● Given data:
= = = = =
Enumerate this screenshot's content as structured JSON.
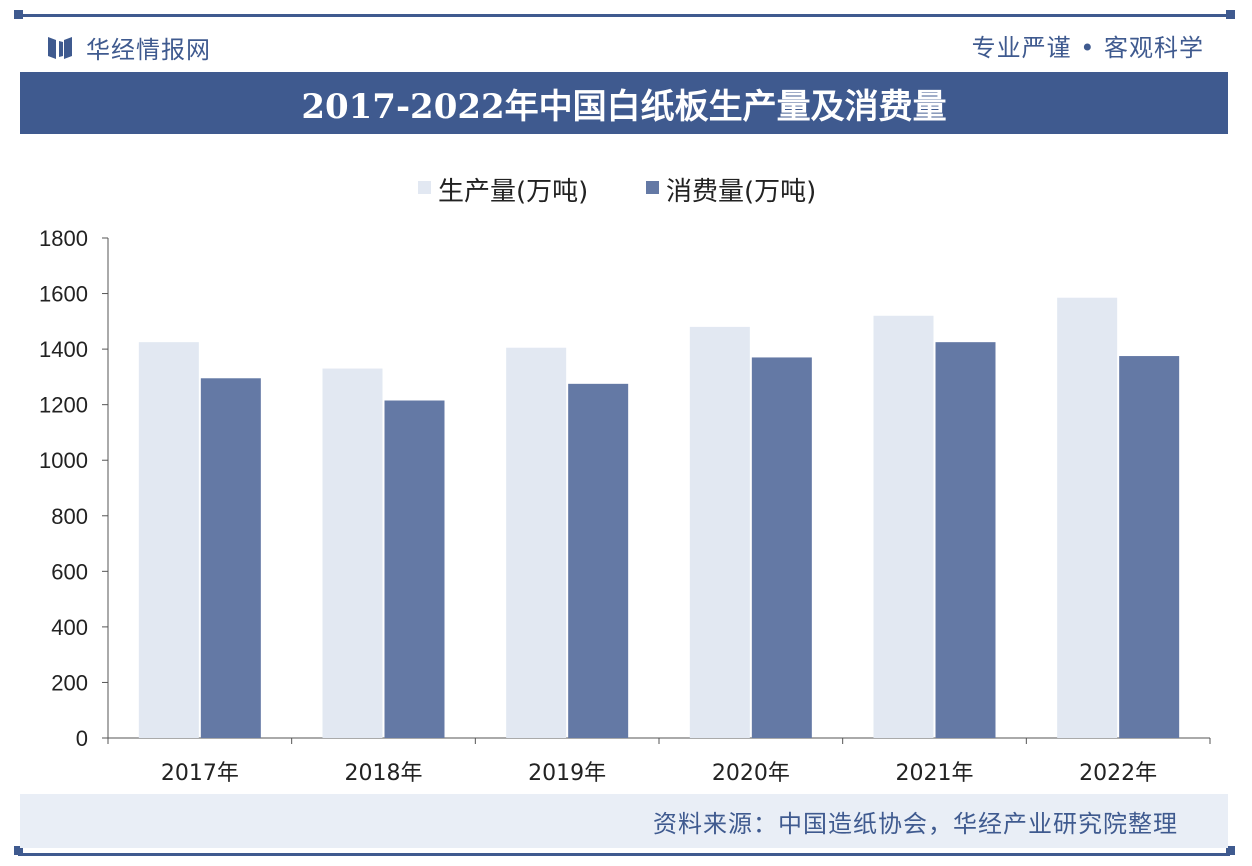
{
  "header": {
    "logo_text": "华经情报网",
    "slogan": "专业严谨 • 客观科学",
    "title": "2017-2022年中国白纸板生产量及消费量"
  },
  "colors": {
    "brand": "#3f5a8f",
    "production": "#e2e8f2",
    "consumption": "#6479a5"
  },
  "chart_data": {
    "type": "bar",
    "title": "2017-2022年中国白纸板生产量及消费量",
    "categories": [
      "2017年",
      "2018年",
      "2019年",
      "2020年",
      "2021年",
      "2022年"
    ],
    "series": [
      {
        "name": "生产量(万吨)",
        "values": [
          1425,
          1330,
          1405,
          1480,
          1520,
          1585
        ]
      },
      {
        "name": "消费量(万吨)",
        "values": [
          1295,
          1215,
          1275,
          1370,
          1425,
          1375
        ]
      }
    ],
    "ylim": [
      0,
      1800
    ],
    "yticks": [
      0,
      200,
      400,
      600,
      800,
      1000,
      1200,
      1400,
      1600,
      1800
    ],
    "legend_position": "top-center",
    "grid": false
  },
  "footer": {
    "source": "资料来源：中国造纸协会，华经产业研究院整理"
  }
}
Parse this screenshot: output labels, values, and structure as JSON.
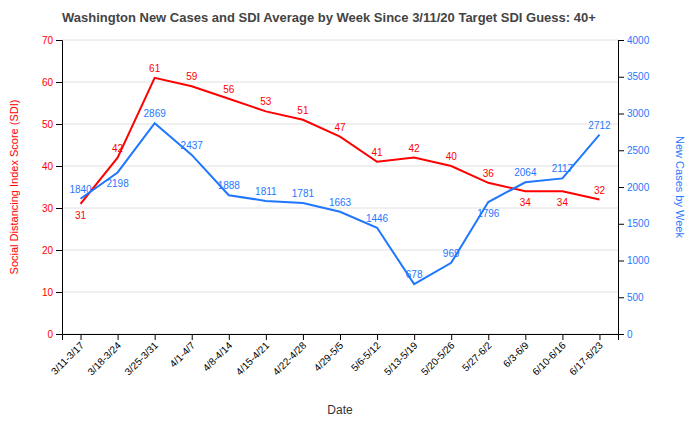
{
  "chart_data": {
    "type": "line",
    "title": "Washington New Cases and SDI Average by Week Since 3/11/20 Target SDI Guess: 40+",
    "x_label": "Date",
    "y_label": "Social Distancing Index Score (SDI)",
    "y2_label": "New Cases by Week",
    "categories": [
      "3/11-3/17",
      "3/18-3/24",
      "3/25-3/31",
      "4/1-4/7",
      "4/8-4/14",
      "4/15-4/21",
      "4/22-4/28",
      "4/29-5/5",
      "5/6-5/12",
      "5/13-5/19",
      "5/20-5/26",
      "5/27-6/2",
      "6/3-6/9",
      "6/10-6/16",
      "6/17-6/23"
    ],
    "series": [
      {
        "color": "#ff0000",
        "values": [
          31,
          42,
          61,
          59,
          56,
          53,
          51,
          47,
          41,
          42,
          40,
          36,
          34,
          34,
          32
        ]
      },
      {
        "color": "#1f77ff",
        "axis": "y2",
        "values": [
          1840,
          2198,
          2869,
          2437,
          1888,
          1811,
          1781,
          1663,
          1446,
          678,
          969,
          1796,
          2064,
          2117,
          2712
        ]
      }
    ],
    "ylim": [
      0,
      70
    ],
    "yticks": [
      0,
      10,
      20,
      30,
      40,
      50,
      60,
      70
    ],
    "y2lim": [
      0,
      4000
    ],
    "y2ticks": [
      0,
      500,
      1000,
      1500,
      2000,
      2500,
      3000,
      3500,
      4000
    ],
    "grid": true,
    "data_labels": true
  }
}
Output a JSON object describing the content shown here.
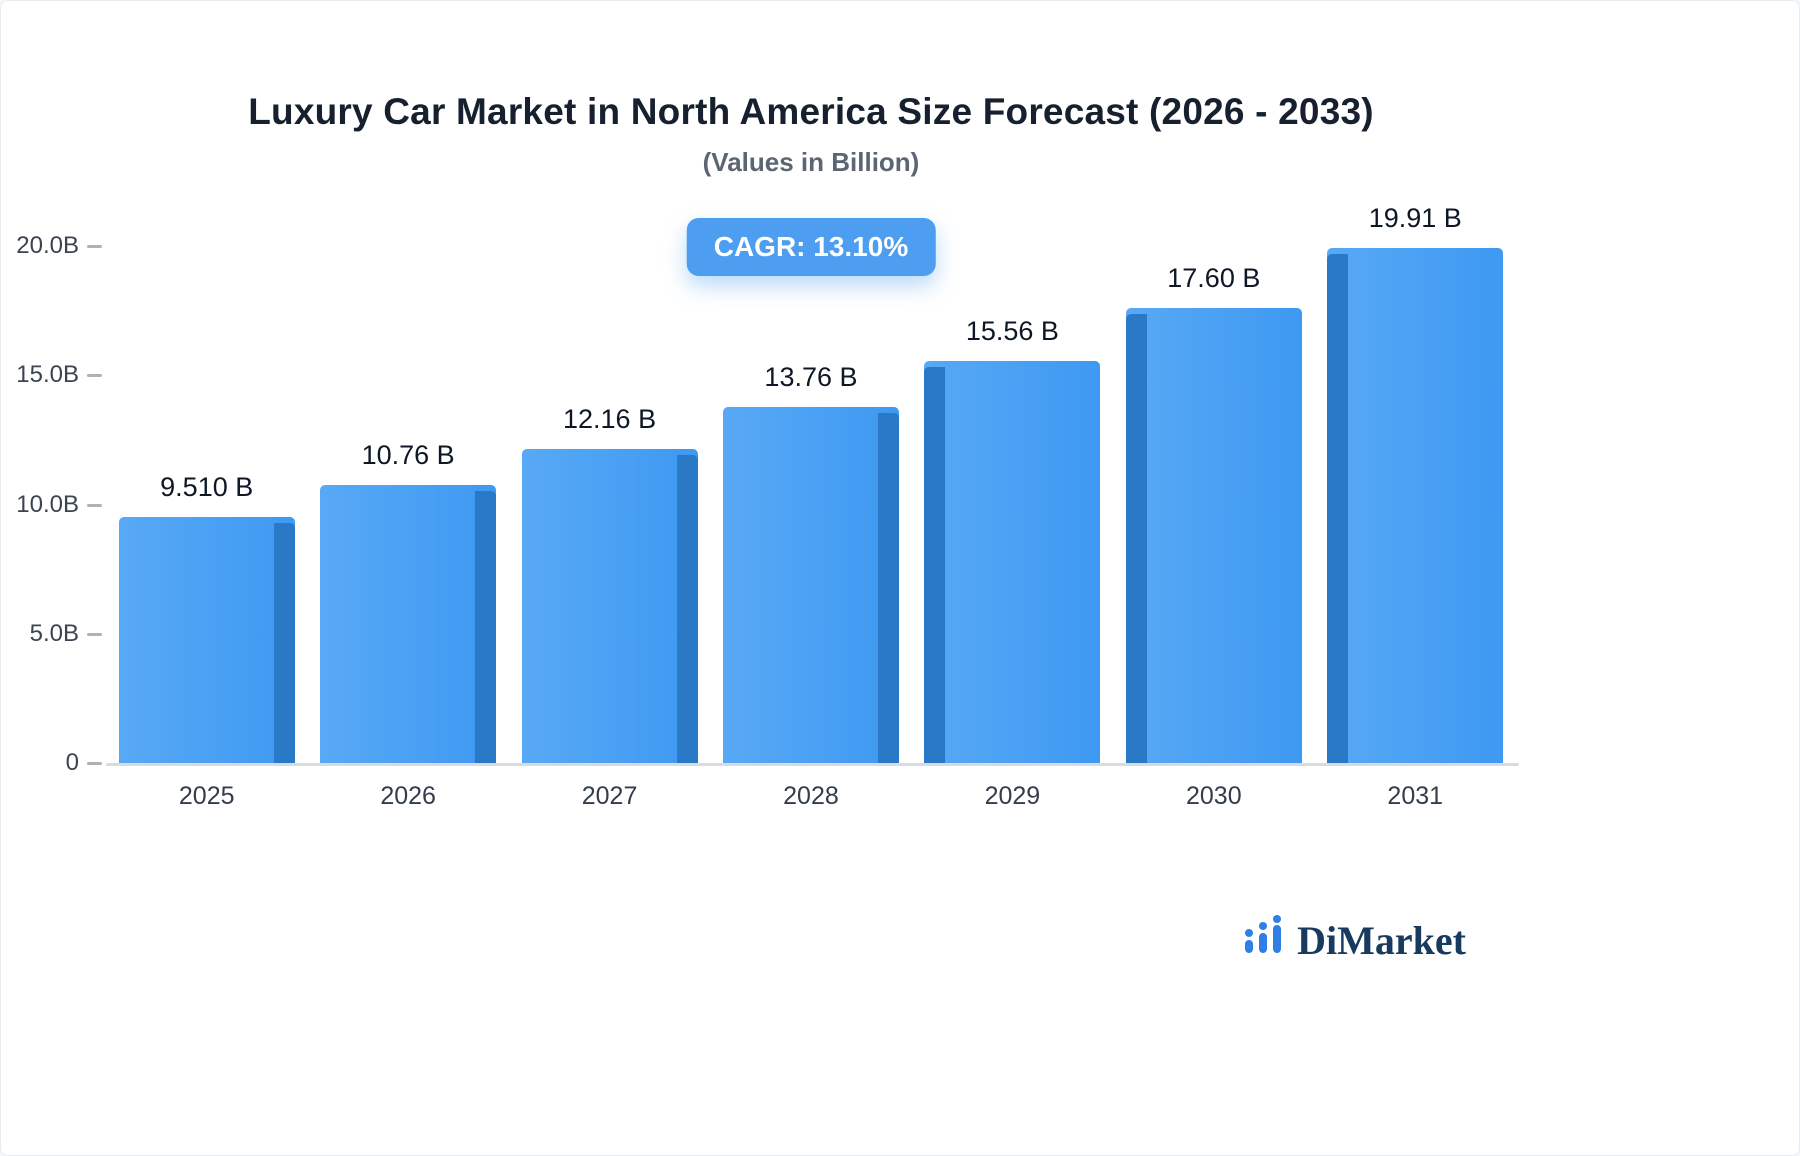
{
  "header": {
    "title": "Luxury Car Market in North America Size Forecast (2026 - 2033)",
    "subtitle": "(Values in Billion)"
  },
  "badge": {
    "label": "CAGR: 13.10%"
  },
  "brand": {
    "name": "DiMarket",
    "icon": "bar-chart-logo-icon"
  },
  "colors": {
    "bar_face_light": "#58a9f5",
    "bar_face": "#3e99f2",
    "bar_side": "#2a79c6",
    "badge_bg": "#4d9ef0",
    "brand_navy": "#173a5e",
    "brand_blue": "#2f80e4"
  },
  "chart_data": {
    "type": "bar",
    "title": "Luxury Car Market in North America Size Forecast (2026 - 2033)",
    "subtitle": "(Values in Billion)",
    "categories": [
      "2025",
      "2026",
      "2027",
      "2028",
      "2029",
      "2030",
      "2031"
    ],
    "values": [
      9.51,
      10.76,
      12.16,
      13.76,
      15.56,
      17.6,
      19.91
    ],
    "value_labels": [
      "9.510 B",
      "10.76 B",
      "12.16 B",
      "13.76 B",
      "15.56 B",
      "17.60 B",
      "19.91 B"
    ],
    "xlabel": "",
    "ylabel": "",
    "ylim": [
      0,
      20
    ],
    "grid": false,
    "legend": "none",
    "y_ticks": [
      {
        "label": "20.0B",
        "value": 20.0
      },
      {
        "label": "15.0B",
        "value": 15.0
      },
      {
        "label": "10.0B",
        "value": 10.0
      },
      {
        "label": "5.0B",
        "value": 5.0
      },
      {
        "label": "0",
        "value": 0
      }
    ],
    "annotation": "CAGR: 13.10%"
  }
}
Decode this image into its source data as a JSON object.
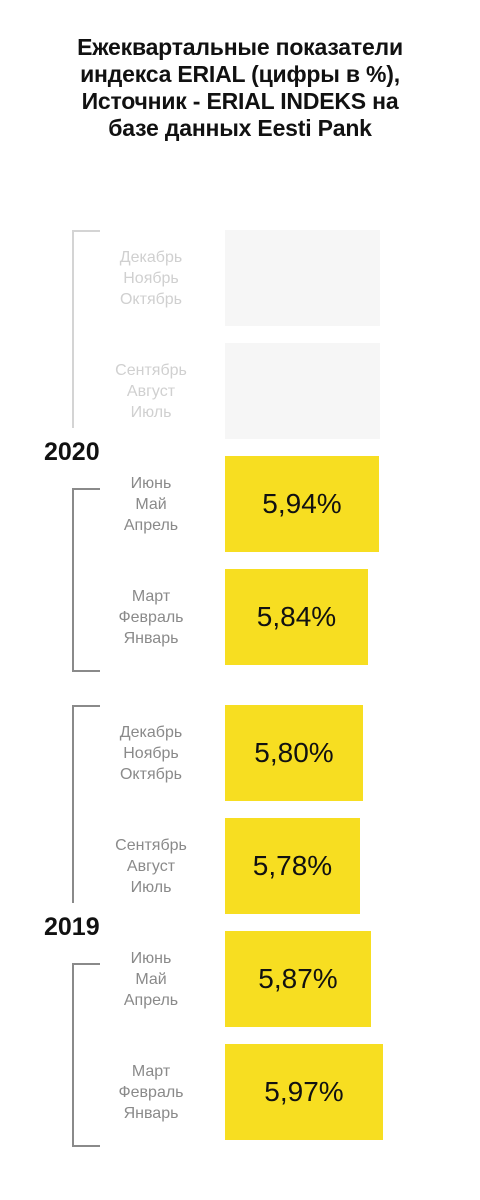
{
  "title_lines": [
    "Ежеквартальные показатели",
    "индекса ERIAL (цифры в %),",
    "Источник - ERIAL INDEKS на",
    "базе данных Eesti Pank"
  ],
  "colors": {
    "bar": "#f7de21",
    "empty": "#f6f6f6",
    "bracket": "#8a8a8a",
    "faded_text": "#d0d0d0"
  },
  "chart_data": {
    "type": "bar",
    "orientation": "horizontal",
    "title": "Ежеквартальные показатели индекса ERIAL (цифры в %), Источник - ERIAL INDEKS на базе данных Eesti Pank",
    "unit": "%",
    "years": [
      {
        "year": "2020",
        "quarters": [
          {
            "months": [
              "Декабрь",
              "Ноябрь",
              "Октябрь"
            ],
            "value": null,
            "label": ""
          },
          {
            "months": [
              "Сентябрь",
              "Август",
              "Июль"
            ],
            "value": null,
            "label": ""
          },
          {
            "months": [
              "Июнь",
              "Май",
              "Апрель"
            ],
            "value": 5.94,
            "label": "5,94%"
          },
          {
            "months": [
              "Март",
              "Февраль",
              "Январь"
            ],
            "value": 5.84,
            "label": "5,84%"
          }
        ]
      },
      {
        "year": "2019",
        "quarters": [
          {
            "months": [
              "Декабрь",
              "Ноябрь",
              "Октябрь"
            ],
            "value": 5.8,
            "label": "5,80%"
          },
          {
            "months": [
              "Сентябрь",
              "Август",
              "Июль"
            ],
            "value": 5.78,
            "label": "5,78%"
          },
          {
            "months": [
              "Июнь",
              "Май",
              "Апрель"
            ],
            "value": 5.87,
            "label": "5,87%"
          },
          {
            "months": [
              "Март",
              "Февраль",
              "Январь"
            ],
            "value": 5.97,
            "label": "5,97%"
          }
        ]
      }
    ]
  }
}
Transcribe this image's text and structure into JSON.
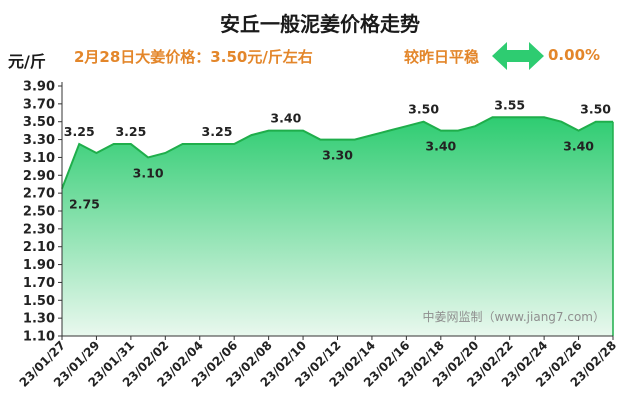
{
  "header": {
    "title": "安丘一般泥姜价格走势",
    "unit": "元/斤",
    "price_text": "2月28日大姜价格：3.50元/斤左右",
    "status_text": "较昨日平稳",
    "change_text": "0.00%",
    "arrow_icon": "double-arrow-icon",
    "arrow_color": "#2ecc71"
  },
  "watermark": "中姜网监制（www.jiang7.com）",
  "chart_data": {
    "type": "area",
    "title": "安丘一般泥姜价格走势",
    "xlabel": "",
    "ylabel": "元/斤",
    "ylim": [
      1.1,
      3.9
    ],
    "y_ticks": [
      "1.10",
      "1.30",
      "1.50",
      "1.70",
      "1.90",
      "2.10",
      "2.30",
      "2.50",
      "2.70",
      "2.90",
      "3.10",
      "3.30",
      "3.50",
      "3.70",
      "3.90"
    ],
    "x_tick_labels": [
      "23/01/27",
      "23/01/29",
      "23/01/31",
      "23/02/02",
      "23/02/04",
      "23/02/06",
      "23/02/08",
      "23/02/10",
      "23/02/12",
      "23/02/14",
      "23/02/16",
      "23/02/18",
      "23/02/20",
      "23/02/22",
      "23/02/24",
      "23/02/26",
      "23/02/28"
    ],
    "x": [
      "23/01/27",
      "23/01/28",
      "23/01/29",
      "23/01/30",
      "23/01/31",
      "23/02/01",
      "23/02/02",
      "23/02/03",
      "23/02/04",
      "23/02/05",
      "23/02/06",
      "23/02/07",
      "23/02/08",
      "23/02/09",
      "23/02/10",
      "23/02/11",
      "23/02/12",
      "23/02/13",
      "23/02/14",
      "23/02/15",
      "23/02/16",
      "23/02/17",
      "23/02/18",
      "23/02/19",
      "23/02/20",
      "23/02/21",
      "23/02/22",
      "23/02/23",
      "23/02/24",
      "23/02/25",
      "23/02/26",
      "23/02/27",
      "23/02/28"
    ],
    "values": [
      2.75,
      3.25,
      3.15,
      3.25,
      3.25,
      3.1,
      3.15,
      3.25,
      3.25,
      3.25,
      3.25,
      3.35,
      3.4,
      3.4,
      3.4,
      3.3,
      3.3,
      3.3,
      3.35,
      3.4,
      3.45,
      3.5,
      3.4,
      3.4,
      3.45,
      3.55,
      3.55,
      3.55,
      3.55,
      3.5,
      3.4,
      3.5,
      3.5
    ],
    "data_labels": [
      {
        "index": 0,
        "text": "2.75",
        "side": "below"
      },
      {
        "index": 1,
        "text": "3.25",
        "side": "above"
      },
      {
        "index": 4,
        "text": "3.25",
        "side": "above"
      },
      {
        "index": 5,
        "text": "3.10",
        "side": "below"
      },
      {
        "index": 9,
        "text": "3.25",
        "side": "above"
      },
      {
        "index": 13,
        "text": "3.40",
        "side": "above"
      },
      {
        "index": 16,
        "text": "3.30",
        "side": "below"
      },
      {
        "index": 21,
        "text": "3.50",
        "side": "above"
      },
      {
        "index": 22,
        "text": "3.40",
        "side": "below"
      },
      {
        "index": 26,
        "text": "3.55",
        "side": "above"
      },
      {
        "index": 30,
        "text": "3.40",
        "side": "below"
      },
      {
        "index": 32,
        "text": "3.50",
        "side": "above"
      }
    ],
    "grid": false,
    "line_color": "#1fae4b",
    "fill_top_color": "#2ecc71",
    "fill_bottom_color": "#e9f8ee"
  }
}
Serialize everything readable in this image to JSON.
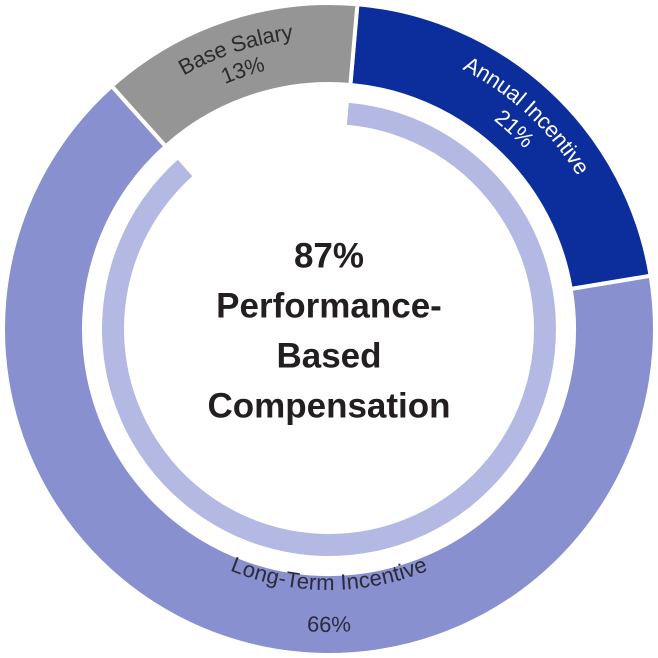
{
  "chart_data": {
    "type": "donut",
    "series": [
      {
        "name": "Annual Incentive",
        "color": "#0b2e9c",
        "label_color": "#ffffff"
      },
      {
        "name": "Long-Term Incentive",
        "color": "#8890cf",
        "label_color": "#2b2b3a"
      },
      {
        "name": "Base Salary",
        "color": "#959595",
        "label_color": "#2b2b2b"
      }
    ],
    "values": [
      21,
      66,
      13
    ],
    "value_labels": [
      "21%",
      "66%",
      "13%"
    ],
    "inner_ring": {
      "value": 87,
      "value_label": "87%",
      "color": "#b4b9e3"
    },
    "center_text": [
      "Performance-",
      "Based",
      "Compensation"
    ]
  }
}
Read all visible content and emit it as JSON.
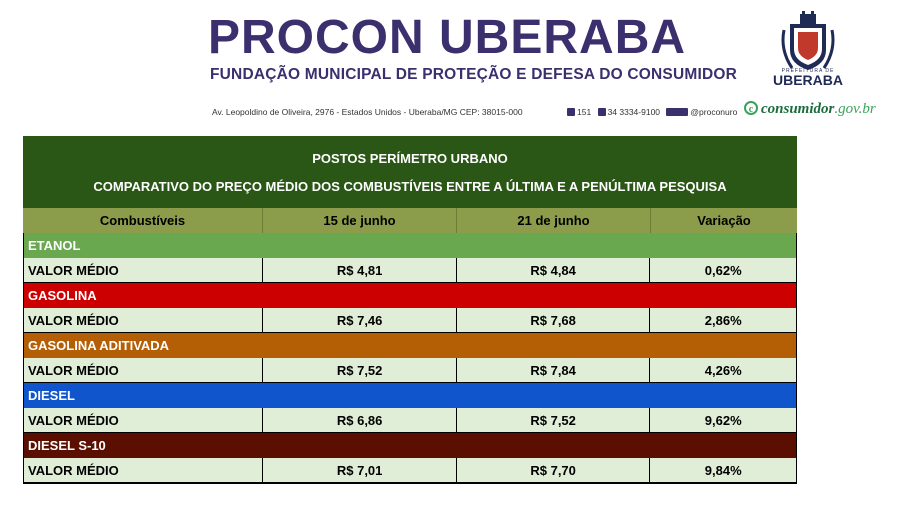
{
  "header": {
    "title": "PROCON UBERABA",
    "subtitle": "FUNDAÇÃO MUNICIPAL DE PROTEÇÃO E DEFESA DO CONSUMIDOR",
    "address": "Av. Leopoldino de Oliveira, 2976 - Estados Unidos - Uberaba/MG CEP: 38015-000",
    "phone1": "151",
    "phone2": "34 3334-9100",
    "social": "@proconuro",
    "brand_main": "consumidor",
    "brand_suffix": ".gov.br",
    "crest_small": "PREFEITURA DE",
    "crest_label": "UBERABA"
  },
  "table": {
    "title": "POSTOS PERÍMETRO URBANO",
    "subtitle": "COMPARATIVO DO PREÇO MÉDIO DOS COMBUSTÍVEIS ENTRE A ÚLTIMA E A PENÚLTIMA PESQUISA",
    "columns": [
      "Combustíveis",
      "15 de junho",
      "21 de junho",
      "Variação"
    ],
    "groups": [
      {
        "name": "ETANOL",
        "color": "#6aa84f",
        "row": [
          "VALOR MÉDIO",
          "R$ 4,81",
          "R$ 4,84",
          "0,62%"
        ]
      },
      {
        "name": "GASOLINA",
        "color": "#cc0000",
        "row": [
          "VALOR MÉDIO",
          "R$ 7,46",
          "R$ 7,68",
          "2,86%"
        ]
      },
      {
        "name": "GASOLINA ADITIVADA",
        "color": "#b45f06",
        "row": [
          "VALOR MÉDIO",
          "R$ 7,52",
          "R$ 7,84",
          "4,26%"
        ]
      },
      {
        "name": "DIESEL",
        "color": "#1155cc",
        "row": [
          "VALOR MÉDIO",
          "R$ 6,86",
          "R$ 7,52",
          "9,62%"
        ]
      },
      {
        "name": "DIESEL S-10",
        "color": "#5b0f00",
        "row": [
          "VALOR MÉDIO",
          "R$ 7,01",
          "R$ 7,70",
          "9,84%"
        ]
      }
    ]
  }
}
= = = = =
● Prompt: Copy each line containing the word "object" from the data.

● Result for this exercise:
Output a JSON object describing the content shown here.
Decode this image into its source data as a JSON object.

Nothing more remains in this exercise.